AIM OF THE TASK - Rewrite the entries below as a numbered list, from their first line through the line containing "diagram-container: User Service", inclusive, and leave out any blank lines.
# # #
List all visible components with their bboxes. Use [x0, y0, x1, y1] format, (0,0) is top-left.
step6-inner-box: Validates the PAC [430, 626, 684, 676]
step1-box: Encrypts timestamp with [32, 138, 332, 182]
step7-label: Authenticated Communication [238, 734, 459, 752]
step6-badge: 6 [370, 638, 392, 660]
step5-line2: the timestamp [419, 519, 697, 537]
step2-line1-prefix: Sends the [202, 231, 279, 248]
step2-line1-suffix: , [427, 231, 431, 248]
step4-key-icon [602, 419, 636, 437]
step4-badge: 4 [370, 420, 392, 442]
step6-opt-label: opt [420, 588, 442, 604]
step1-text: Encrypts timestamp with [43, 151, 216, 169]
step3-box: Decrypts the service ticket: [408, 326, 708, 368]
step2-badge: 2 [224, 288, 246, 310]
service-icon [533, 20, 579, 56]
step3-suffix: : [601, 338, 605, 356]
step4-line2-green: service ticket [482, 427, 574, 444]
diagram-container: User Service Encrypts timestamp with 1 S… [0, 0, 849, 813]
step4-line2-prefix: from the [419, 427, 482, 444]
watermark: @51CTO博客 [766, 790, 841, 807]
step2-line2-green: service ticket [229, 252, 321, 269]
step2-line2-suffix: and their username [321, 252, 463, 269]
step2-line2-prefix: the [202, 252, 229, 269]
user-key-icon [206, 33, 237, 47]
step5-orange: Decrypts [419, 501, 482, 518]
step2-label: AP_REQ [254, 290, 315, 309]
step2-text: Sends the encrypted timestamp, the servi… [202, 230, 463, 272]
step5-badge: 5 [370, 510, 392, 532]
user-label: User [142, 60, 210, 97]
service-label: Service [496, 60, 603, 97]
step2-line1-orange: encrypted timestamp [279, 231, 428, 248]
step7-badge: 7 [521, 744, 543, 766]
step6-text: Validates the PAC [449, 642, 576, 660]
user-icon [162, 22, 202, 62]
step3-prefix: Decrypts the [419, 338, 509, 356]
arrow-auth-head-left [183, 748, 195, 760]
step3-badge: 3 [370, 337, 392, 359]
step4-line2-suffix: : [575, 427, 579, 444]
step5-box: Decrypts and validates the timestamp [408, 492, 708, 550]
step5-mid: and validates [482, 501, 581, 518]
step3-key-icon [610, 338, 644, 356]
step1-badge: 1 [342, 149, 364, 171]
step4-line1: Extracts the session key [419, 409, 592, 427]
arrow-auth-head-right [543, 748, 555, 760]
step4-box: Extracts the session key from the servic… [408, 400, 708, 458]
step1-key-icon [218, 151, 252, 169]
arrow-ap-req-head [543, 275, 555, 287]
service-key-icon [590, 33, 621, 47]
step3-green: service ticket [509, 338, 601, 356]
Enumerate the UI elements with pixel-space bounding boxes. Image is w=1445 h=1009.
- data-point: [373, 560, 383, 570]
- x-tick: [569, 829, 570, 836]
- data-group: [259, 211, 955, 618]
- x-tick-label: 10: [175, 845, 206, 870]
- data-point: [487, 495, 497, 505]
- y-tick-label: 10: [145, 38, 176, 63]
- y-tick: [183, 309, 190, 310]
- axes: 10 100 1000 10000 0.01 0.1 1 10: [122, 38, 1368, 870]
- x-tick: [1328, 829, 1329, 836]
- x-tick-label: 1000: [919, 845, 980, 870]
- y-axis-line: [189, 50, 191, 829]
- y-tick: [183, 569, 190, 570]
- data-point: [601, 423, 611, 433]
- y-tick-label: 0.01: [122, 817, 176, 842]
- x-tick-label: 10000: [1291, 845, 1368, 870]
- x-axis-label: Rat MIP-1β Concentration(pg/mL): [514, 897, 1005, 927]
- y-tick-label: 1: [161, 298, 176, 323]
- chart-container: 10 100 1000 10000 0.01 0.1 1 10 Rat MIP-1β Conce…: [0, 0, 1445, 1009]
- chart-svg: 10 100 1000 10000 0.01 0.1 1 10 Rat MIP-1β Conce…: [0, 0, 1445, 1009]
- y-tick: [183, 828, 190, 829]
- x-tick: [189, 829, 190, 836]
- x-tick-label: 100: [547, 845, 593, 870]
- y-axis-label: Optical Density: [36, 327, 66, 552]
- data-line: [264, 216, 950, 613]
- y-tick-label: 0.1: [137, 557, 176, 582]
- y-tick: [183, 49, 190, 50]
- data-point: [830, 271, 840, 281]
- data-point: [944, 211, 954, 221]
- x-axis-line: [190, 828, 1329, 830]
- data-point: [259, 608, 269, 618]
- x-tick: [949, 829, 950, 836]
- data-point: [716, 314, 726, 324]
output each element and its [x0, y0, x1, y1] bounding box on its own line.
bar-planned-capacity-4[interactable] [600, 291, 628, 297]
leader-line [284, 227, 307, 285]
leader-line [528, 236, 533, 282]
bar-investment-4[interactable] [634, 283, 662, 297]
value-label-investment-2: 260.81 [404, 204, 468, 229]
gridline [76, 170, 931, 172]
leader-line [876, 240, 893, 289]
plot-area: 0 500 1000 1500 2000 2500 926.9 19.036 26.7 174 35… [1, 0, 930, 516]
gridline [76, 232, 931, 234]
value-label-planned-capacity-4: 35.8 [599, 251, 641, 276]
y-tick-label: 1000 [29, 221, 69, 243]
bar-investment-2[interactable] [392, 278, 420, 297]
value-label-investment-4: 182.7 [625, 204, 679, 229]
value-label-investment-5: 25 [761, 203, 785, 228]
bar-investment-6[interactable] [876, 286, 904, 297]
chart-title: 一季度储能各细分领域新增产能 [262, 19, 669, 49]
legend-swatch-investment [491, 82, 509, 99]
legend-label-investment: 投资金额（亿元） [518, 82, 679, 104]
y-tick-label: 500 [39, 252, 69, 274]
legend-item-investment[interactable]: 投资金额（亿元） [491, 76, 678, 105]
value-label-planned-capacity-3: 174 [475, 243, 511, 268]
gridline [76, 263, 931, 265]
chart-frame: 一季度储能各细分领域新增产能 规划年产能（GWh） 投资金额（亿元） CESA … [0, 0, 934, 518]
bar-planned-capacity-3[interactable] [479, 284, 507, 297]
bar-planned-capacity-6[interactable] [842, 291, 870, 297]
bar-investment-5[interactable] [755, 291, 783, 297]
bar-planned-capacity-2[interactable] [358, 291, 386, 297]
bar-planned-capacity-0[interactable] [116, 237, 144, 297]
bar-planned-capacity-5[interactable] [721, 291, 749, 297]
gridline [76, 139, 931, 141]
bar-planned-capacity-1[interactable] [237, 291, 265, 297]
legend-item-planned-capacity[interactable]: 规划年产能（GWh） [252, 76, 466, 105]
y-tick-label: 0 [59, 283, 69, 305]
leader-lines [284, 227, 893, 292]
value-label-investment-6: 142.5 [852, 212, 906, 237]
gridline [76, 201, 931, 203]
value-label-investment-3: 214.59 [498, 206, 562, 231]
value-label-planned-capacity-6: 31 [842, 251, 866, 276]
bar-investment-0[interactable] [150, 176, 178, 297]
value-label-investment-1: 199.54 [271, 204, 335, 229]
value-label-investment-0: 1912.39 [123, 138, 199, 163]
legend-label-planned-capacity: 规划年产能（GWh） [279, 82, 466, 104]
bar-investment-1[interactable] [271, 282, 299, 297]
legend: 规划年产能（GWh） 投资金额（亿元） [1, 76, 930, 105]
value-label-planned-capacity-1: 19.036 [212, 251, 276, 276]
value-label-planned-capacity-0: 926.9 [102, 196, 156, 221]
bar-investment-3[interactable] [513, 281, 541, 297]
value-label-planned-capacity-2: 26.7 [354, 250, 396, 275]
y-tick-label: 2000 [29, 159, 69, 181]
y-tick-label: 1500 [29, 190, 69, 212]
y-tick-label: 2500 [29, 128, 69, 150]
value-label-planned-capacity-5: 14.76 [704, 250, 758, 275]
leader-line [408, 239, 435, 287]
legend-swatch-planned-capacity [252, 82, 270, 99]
# # #
TASK ANSWER -
1. List all visible components with their bboxes. Use [x0, y0, x1, y1] format, (0,0) is top-left.
2. step6-inner-box: Validates the PAC [430, 626, 684, 676]
3. step1-box: Encrypts timestamp with [32, 138, 332, 182]
4. step7-label: Authenticated Communication [238, 734, 459, 752]
5. step6-badge: 6 [370, 638, 392, 660]
6. step5-line2: the timestamp [419, 519, 697, 537]
7. step2-line1-prefix: Sends the [202, 231, 279, 248]
8. step2-line1-suffix: , [427, 231, 431, 248]
9. step4-key-icon [602, 419, 636, 437]
10. step4-badge: 4 [370, 420, 392, 442]
11. step6-opt-label: opt [420, 588, 442, 604]
12. step1-text: Encrypts timestamp with [43, 151, 216, 169]
13. step3-box: Decrypts the service ticket: [408, 326, 708, 368]
14. step2-badge: 2 [224, 288, 246, 310]
15. service-icon [533, 20, 579, 56]
16. step3-suffix: : [601, 338, 605, 356]
17. step4-line2-green: service ticket [482, 427, 574, 444]
18. diagram-container: User Service Encrypts timestamp with 1 S… [0, 0, 849, 813]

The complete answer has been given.